» **What the exercise asks**:
Say how many lines in the records include the string "type", adding no other words.

#### Raw data ####

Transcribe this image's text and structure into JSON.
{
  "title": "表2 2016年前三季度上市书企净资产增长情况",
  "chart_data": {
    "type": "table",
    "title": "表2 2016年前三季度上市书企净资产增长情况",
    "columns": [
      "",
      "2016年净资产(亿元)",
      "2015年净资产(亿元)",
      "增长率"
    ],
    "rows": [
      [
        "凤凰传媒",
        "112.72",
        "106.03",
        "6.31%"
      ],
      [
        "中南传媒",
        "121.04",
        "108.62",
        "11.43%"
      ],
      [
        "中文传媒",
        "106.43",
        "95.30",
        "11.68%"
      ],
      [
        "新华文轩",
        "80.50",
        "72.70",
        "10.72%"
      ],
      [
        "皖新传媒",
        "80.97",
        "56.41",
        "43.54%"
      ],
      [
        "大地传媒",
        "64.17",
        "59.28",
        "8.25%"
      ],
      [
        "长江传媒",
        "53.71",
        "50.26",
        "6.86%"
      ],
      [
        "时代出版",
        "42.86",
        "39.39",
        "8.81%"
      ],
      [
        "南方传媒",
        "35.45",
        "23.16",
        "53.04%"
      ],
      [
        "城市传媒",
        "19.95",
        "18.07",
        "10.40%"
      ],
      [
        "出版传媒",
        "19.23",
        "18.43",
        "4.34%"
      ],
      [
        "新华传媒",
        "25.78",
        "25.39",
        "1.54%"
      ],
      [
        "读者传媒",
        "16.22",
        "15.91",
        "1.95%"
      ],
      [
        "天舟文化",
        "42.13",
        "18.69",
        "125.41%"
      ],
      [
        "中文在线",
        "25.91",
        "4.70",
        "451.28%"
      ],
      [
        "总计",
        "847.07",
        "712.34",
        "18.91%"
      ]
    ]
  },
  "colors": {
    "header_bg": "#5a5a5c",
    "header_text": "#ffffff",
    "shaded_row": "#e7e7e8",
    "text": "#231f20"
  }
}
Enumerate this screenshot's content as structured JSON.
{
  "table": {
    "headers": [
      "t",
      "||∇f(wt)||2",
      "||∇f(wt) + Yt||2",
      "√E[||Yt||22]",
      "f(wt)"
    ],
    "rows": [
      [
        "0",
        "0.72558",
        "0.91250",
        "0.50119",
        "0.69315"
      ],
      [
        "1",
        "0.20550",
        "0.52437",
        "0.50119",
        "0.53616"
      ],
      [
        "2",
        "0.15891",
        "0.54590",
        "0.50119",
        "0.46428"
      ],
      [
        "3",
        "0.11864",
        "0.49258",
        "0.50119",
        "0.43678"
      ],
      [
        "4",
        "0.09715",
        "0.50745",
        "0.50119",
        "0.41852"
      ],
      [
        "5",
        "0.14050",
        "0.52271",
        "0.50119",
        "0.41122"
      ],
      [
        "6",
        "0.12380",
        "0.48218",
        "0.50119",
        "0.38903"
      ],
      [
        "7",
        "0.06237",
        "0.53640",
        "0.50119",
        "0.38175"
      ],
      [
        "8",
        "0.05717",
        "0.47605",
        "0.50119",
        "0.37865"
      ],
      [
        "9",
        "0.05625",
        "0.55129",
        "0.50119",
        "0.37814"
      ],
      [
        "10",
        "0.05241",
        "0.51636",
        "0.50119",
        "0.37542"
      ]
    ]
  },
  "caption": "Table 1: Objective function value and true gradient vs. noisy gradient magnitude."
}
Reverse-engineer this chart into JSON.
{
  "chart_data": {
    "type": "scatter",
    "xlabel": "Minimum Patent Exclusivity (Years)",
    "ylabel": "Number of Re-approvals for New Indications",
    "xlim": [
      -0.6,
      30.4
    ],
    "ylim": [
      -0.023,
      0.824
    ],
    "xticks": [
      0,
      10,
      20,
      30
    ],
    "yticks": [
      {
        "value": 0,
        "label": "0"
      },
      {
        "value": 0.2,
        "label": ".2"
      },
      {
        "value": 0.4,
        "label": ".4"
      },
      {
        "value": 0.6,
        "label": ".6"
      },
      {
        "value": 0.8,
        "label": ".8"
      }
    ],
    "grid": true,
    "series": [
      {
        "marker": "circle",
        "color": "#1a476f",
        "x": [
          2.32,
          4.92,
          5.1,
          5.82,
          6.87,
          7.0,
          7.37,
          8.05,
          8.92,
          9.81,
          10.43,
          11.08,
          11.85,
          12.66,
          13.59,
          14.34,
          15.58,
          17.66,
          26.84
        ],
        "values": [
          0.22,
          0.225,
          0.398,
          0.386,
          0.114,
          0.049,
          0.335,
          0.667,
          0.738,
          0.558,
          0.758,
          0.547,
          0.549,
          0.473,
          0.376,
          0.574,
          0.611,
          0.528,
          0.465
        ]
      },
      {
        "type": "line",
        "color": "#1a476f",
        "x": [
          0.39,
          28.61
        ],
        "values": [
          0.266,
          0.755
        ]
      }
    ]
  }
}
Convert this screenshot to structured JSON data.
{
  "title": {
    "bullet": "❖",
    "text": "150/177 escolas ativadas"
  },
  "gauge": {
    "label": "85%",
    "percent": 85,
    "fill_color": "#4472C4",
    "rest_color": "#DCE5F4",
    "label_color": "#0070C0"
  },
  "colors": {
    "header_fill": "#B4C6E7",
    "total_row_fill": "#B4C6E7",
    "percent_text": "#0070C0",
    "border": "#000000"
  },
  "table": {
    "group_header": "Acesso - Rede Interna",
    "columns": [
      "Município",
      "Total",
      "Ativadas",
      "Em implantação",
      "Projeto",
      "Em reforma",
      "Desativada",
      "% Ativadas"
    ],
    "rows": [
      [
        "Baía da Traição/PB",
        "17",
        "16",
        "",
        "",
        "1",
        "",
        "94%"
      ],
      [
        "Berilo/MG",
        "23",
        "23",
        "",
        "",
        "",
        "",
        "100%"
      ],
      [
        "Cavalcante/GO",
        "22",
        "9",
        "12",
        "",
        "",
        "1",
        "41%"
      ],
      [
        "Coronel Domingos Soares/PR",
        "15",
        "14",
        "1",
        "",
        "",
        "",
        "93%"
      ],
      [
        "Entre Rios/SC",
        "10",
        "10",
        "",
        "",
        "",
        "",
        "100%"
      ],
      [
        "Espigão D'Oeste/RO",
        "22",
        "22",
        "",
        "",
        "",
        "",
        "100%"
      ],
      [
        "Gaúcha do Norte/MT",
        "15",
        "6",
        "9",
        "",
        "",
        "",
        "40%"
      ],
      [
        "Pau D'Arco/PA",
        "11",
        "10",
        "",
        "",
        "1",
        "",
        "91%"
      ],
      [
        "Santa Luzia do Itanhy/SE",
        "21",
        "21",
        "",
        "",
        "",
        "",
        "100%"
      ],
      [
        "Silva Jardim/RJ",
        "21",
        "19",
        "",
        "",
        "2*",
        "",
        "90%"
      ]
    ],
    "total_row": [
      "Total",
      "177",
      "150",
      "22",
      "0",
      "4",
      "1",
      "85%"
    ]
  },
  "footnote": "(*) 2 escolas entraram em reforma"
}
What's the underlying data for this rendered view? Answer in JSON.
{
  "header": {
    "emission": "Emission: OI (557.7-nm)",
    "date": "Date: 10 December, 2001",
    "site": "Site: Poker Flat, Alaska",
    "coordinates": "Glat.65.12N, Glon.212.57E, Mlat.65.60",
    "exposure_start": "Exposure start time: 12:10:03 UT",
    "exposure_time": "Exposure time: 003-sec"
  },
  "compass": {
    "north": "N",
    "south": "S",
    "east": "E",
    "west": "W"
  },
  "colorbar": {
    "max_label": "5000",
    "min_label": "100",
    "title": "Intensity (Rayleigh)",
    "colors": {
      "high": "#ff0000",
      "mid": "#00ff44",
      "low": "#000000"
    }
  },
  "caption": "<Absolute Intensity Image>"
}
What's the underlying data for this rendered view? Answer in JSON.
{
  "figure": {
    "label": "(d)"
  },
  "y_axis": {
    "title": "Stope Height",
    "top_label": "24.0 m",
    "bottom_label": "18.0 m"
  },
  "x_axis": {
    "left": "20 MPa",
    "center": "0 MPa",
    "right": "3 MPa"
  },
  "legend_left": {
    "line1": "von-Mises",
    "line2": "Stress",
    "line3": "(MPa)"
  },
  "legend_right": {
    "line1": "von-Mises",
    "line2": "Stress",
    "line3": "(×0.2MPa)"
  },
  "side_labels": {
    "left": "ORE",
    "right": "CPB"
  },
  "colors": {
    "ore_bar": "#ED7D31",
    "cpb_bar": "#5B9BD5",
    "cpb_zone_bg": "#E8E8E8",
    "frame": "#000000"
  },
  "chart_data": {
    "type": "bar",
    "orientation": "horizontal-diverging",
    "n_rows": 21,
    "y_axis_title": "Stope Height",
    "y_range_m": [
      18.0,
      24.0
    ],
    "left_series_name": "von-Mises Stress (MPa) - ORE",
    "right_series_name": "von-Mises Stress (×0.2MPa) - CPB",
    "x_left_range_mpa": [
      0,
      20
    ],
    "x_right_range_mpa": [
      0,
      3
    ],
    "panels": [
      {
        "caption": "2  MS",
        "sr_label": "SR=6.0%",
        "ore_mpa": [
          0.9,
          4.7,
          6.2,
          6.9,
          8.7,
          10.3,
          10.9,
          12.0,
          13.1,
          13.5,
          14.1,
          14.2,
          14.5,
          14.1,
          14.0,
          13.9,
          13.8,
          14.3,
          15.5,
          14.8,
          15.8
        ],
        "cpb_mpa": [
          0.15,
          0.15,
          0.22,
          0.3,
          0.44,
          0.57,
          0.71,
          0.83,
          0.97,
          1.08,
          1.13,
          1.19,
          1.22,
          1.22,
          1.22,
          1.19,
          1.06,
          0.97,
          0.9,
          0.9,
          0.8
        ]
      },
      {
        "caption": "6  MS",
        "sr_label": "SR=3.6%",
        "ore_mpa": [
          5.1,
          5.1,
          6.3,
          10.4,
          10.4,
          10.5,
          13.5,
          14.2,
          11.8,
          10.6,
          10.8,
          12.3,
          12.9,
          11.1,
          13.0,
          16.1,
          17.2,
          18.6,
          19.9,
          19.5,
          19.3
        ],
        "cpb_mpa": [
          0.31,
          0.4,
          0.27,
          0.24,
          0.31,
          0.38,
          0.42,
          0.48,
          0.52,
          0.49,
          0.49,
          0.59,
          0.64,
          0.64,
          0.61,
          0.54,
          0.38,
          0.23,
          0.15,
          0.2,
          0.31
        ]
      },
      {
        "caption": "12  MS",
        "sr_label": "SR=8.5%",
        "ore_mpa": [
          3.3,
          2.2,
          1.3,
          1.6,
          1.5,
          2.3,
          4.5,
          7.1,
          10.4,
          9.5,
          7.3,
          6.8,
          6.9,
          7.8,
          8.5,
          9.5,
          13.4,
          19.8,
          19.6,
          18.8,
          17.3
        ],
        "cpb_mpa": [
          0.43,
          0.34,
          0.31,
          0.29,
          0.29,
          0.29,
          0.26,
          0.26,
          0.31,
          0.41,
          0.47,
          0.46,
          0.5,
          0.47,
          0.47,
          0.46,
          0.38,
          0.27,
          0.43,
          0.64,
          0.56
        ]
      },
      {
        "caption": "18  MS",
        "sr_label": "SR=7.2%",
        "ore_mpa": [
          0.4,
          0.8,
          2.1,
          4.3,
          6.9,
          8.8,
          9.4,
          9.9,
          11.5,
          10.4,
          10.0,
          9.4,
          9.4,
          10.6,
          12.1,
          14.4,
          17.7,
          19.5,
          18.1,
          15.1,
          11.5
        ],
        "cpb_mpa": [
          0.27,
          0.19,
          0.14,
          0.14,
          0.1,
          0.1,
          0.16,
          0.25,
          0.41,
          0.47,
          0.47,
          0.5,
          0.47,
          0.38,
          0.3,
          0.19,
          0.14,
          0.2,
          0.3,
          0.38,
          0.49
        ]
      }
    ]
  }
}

####

» **Output of the exercise**:
4